(Records contained in a dataset)
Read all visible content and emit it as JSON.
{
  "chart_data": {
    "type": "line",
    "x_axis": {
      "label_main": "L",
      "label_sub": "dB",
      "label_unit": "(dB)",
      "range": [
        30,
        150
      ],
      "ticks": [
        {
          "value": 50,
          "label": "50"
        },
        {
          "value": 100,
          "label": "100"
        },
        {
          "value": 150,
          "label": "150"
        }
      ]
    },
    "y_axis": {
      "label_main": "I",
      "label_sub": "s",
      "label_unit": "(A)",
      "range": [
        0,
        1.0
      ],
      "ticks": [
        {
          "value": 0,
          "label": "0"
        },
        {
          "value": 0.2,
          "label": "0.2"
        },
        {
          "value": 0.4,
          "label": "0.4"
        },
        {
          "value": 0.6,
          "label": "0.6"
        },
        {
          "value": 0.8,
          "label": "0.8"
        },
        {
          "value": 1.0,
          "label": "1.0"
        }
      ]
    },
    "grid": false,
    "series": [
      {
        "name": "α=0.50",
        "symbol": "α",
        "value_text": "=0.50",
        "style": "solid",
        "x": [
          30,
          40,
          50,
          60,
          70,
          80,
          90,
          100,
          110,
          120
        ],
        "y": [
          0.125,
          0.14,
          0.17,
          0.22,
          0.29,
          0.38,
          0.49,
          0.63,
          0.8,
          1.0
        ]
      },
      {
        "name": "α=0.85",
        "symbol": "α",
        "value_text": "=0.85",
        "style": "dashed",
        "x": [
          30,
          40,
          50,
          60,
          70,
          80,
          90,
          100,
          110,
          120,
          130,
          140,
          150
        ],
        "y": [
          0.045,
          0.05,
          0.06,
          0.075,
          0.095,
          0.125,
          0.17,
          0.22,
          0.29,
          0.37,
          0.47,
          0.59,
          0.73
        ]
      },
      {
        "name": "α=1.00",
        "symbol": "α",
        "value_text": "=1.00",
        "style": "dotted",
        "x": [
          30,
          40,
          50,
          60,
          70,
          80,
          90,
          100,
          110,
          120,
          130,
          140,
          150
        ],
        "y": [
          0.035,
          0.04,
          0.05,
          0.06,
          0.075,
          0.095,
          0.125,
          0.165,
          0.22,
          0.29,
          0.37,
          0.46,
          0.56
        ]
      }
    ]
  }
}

WHAT TO PRODUCE
Output all of the data again, exactly.

THE SOLUTION
Read all visible content and emit it as JSON.
{
  "chart_data": {
    "type": "line",
    "x_axis": {
      "label_main": "L",
      "label_sub": "dB",
      "label_unit": "(dB)",
      "range": [
        30,
        150
      ],
      "ticks": [
        {
          "value": 50,
          "label": "50"
        },
        {
          "value": 100,
          "label": "100"
        },
        {
          "value": 150,
          "label": "150"
        }
      ]
    },
    "y_axis": {
      "label_main": "I",
      "label_sub": "s",
      "label_unit": "(A)",
      "range": [
        0,
        1.0
      ],
      "ticks": [
        {
          "value": 0,
          "label": "0"
        },
        {
          "value": 0.2,
          "label": "0.2"
        },
        {
          "value": 0.4,
          "label": "0.4"
        },
        {
          "value": 0.6,
          "label": "0.6"
        },
        {
          "value": 0.8,
          "label": "0.8"
        },
        {
          "value": 1.0,
          "label": "1.0"
        }
      ]
    },
    "grid": false,
    "series": [
      {
        "name": "α=0.50",
        "symbol": "α",
        "value_text": "=0.50",
        "style": "solid",
        "x": [
          30,
          40,
          50,
          60,
          70,
          80,
          90,
          100,
          110,
          120
        ],
        "y": [
          0.125,
          0.14,
          0.17,
          0.22,
          0.29,
          0.38,
          0.49,
          0.63,
          0.8,
          1.0
        ]
      },
      {
        "name": "α=0.85",
        "symbol": "α",
        "value_text": "=0.85",
        "style": "dashed",
        "x": [
          30,
          40,
          50,
          60,
          70,
          80,
          90,
          100,
          110,
          120,
          130,
          140,
          150
        ],
        "y": [
          0.045,
          0.05,
          0.06,
          0.075,
          0.095,
          0.125,
          0.17,
          0.22,
          0.29,
          0.37,
          0.47,
          0.59,
          0.73
        ]
      },
      {
        "name": "α=1.00",
        "symbol": "α",
        "value_text": "=1.00",
        "style": "dotted",
        "x": [
          30,
          40,
          50,
          60,
          70,
          80,
          90,
          100,
          110,
          120,
          130,
          140,
          150
        ],
        "y": [
          0.035,
          0.04,
          0.05,
          0.06,
          0.075,
          0.095,
          0.125,
          0.165,
          0.22,
          0.29,
          0.37,
          0.46,
          0.56
        ]
      }
    ]
  }
}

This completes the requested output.